Exercise goal
Repeat the listing in full, word for word.

───── Task data

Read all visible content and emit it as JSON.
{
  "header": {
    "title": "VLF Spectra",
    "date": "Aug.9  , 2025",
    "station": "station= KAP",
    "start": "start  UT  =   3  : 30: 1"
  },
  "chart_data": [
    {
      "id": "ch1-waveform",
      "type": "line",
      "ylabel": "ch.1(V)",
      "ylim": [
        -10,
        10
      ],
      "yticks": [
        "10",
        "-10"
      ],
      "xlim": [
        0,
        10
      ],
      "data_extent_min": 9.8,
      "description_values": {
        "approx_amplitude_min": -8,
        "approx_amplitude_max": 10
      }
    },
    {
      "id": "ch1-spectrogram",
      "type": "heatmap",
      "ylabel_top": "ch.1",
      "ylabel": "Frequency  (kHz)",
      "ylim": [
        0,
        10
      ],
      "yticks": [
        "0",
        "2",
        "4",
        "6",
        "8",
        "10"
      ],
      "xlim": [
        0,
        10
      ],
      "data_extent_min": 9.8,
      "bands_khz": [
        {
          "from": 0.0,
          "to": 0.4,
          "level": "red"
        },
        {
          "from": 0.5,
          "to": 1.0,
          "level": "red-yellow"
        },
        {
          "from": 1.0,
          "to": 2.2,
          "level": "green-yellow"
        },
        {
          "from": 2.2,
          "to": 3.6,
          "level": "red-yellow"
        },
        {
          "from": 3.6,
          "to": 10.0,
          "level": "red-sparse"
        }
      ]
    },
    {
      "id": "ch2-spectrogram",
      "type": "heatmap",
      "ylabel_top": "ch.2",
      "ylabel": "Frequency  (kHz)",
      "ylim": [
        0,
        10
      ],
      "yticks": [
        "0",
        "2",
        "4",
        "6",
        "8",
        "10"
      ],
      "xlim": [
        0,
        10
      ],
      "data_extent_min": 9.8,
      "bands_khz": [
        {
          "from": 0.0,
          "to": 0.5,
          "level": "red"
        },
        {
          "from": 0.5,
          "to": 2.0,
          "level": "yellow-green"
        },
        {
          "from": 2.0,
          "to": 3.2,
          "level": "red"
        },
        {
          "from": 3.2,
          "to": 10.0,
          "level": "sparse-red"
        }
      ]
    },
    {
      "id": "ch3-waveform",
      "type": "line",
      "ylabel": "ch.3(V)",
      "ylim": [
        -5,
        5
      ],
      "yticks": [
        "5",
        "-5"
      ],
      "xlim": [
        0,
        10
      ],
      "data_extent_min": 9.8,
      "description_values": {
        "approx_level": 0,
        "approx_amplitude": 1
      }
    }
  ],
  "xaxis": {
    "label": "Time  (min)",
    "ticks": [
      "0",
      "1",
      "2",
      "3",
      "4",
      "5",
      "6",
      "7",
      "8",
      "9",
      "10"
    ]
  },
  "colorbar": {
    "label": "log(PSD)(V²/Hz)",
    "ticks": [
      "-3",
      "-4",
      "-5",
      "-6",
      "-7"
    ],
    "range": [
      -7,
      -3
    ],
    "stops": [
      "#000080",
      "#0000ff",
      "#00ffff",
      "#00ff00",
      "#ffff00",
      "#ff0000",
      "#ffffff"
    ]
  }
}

──────────

Exercise response
Read all visible content and emit it as JSON.
{
  "header": {
    "title": "VLF Spectra",
    "date": "Aug.9  , 2025",
    "station": "station= KAP",
    "start": "start  UT  =   3  : 30: 1"
  },
  "chart_data": [
    {
      "id": "ch1-waveform",
      "type": "line",
      "ylabel": "ch.1(V)",
      "ylim": [
        -10,
        10
      ],
      "yticks": [
        "10",
        "-10"
      ],
      "xlim": [
        0,
        10
      ],
      "data_extent_min": 9.8,
      "description_values": {
        "approx_amplitude_min": -8,
        "approx_amplitude_max": 10
      }
    },
    {
      "id": "ch1-spectrogram",
      "type": "heatmap",
      "ylabel_top": "ch.1",
      "ylabel": "Frequency  (kHz)",
      "ylim": [
        0,
        10
      ],
      "yticks": [
        "0",
        "2",
        "4",
        "6",
        "8",
        "10"
      ],
      "xlim": [
        0,
        10
      ],
      "data_extent_min": 9.8,
      "bands_khz": [
        {
          "from": 0.0,
          "to": 0.4,
          "level": "red"
        },
        {
          "from": 0.5,
          "to": 1.0,
          "level": "red-yellow"
        },
        {
          "from": 1.0,
          "to": 2.2,
          "level": "green-yellow"
        },
        {
          "from": 2.2,
          "to": 3.6,
          "level": "red-yellow"
        },
        {
          "from": 3.6,
          "to": 10.0,
          "level": "red-sparse"
        }
      ]
    },
    {
      "id": "ch2-spectrogram",
      "type": "heatmap",
      "ylabel_top": "ch.2",
      "ylabel": "Frequency  (kHz)",
      "ylim": [
        0,
        10
      ],
      "yticks": [
        "0",
        "2",
        "4",
        "6",
        "8",
        "10"
      ],
      "xlim": [
        0,
        10
      ],
      "data_extent_min": 9.8,
      "bands_khz": [
        {
          "from": 0.0,
          "to": 0.5,
          "level": "red"
        },
        {
          "from": 0.5,
          "to": 2.0,
          "level": "yellow-green"
        },
        {
          "from": 2.0,
          "to": 3.2,
          "level": "red"
        },
        {
          "from": 3.2,
          "to": 10.0,
          "level": "sparse-red"
        }
      ]
    },
    {
      "id": "ch3-waveform",
      "type": "line",
      "ylabel": "ch.3(V)",
      "ylim": [
        -5,
        5
      ],
      "yticks": [
        "5",
        "-5"
      ],
      "xlim": [
        0,
        10
      ],
      "data_extent_min": 9.8,
      "description_values": {
        "approx_level": 0,
        "approx_amplitude": 1
      }
    }
  ],
  "xaxis": {
    "label": "Time  (min)",
    "ticks": [
      "0",
      "1",
      "2",
      "3",
      "4",
      "5",
      "6",
      "7",
      "8",
      "9",
      "10"
    ]
  },
  "colorbar": {
    "label": "log(PSD)(V²/Hz)",
    "ticks": [
      "-3",
      "-4",
      "-5",
      "-6",
      "-7"
    ],
    "range": [
      -7,
      -3
    ],
    "stops": [
      "#000080",
      "#0000ff",
      "#00ffff",
      "#00ff00",
      "#ffff00",
      "#ff0000",
      "#ffffff"
    ]
  }
}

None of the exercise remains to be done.